▶ TASK DETAILS
Make an exact copy of all the entries, but do not reproduce the pictures.

^^^^^^^^^^^^^^^^

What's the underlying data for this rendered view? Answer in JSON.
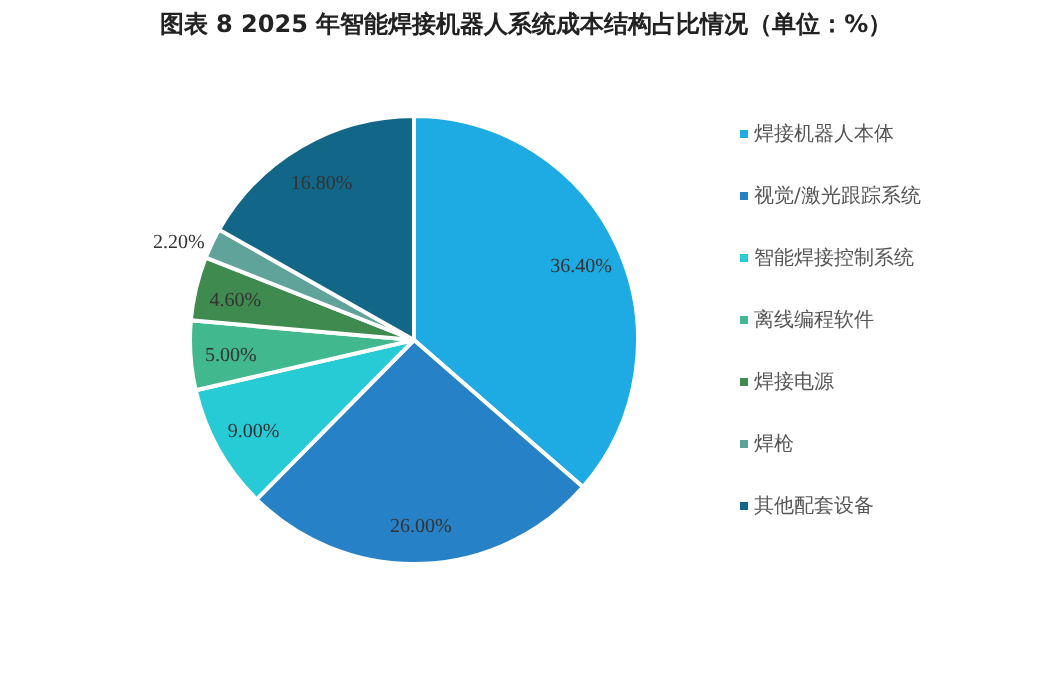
{
  "chart_data": {
    "type": "pie",
    "title": "图表 8  2025 年智能焊接机器人系统成本结构占比情况（单位：%）",
    "categories": [
      "焊接机器人本体",
      "视觉/激光跟踪系统",
      "智能焊接控制系统",
      "离线编程软件",
      "焊接电源",
      "焊枪",
      "其他配套设备"
    ],
    "values": [
      36.4,
      26.0,
      9.0,
      5.0,
      4.6,
      2.2,
      16.8
    ],
    "value_labels": [
      "36.40%",
      "26.00%",
      "9.00%",
      "5.00%",
      "4.60%",
      "2.20%",
      "16.80%"
    ],
    "colors": [
      "#1eaae2",
      "#2781c6",
      "#27cbd6",
      "#42b88f",
      "#3e8a4f",
      "#5fa39a",
      "#126789"
    ],
    "legend": "right"
  }
}
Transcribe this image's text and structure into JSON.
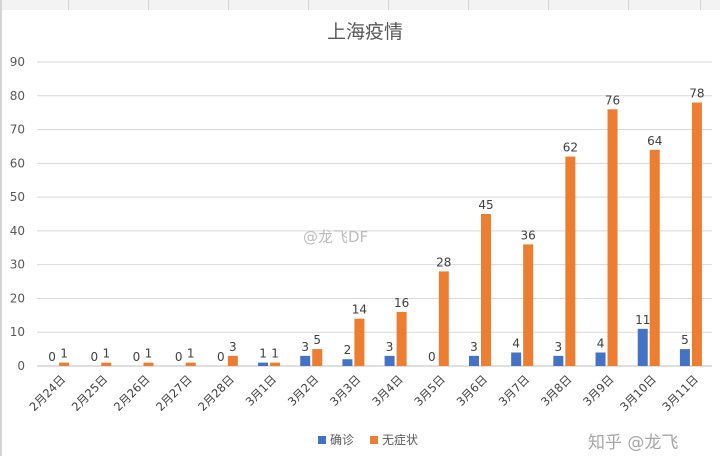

^^^^^^^^^^^^^^^^

▶ ANSWER BELOW
What's the underlying data for this rendered view? Answer in JSON.
{
  "chart_data": {
    "type": "pie",
    "title": "图表 8  2025 年智能焊接机器人系统成本结构占比情况（单位：%）",
    "categories": [
      "焊接机器人本体",
      "视觉/激光跟踪系统",
      "智能焊接控制系统",
      "离线编程软件",
      "焊接电源",
      "焊枪",
      "其他配套设备"
    ],
    "values": [
      36.4,
      26.0,
      9.0,
      5.0,
      4.6,
      2.2,
      16.8
    ],
    "value_labels": [
      "36.40%",
      "26.00%",
      "9.00%",
      "5.00%",
      "4.60%",
      "2.20%",
      "16.80%"
    ],
    "colors": [
      "#1eaae2",
      "#2781c6",
      "#27cbd6",
      "#42b88f",
      "#3e8a4f",
      "#5fa39a",
      "#126789"
    ],
    "legend": "right"
  }
}
Transcribe this image's text and structure into JSON.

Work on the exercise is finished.